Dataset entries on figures
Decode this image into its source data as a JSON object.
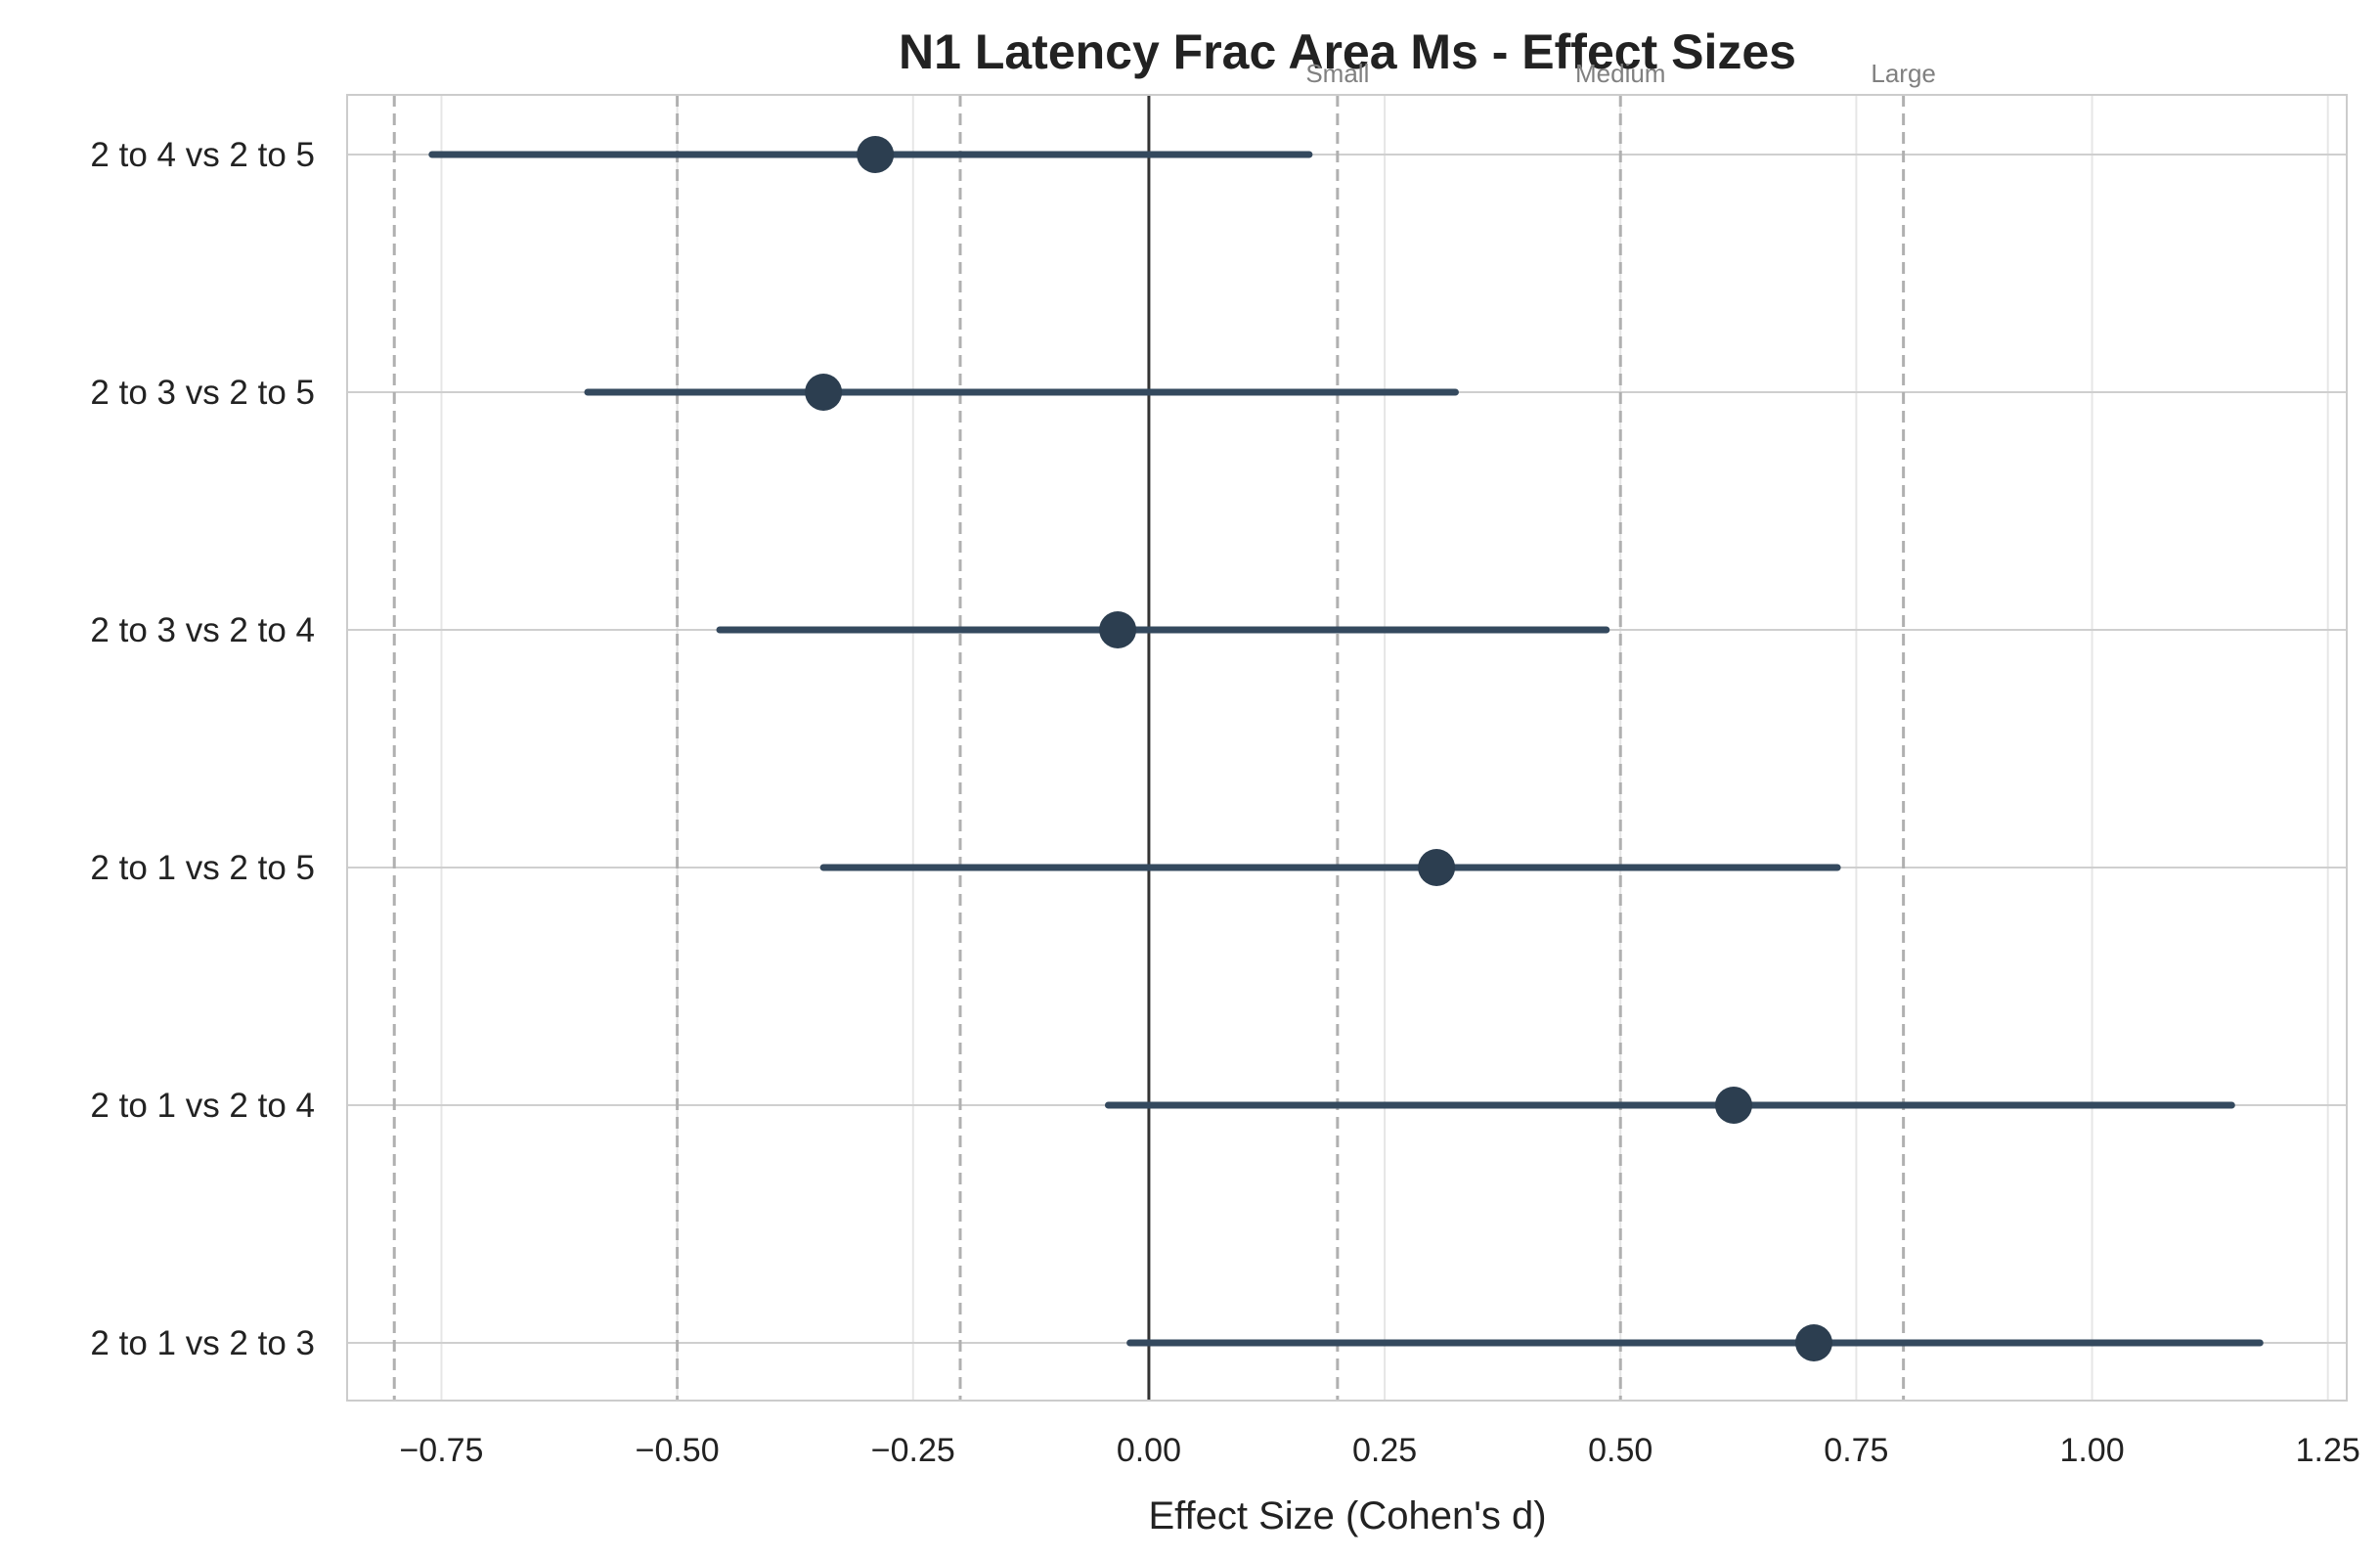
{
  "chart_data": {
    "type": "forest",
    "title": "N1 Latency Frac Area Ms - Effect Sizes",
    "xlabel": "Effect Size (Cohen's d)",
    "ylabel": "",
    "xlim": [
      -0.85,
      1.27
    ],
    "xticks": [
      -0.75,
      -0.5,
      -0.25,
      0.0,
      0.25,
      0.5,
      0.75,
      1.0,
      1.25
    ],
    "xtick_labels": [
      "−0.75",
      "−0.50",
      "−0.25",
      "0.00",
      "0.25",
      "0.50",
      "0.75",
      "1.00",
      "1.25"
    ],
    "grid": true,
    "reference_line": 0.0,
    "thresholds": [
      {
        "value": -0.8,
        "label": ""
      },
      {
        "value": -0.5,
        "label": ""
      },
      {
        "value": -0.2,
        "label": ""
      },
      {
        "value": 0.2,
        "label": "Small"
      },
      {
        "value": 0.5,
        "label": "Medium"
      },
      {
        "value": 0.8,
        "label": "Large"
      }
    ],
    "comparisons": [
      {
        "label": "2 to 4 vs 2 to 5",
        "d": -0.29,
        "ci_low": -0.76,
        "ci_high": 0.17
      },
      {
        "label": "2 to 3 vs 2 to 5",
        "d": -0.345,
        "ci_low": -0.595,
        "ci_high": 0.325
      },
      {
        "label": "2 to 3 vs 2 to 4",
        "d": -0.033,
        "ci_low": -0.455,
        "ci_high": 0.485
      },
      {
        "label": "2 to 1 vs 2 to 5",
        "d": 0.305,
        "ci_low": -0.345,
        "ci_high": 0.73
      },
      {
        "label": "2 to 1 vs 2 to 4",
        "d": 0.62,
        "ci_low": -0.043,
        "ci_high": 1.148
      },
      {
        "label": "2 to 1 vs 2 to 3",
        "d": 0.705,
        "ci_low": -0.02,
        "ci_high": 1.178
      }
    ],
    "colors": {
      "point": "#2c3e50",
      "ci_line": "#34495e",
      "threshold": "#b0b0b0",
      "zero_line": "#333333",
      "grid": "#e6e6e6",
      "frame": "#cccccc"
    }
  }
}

==

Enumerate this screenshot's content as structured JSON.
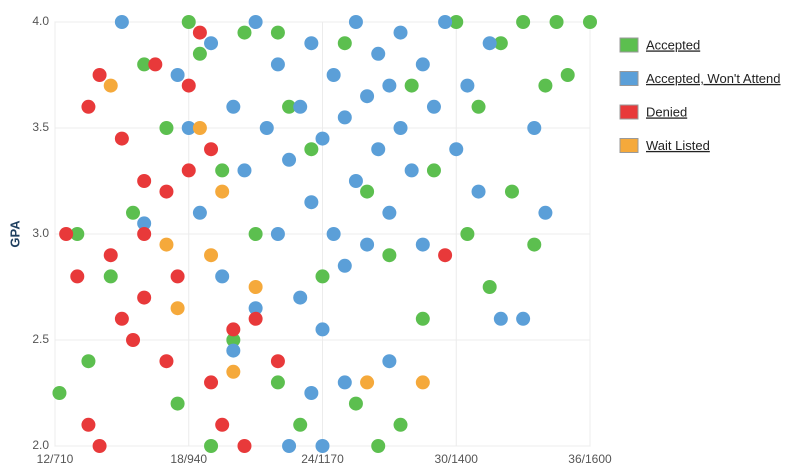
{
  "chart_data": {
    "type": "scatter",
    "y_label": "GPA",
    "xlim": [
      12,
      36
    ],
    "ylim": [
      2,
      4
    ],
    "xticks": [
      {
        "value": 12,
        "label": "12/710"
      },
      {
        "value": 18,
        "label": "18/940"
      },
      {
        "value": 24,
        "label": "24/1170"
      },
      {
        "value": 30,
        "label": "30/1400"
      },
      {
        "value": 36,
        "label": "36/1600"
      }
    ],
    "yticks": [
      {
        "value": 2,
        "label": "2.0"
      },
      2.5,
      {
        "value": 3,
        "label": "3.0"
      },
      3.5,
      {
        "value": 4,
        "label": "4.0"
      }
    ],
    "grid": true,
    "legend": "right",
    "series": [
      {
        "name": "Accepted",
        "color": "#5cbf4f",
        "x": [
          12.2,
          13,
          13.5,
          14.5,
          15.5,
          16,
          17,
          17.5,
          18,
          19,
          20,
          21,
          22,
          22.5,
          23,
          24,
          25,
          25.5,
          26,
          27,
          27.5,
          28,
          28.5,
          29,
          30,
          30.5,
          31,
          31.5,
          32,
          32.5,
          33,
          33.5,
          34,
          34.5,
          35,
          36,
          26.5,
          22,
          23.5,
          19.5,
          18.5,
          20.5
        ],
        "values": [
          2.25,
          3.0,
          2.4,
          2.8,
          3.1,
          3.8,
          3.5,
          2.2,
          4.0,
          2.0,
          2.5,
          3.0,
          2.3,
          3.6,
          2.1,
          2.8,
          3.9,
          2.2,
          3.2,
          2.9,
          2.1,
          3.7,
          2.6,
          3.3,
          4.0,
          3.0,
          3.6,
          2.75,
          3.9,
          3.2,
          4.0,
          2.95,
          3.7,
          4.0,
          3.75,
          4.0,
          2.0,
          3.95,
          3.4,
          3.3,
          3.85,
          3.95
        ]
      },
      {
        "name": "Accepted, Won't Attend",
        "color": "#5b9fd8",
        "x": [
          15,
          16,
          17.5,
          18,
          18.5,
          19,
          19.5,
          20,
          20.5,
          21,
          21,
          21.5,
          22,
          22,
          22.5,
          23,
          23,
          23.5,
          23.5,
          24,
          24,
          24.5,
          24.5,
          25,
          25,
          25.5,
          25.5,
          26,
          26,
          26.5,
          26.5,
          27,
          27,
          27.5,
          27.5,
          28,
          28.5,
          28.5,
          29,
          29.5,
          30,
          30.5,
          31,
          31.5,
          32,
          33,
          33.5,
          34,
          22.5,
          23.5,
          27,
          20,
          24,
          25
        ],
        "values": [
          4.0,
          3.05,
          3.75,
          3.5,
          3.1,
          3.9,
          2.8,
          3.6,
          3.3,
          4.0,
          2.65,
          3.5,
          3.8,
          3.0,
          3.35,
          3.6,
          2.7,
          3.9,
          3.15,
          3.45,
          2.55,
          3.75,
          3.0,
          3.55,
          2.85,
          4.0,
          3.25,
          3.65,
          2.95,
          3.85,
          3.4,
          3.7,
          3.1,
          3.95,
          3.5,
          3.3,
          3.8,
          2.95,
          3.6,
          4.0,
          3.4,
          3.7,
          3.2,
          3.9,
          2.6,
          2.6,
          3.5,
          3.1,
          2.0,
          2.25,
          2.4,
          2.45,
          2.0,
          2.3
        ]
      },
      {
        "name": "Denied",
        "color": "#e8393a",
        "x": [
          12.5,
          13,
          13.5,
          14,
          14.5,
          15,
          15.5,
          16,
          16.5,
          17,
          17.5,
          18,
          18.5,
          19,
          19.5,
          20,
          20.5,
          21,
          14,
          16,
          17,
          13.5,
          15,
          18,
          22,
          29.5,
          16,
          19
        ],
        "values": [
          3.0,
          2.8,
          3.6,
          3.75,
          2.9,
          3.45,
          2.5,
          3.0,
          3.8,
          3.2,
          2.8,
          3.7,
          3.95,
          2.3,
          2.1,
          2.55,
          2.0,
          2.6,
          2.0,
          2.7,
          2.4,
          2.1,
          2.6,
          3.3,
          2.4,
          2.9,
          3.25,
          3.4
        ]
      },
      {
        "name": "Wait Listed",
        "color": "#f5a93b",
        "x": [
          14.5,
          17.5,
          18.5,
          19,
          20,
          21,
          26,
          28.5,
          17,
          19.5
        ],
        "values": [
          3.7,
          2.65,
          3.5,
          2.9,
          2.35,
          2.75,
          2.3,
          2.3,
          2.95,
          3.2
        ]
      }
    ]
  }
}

• EXERCISE DETAILS
List the lines that contain the word "Accepted".

• WRITTEN ANSWER
        "name": "Accepted",
        "name": "Accepted, Won't Attend",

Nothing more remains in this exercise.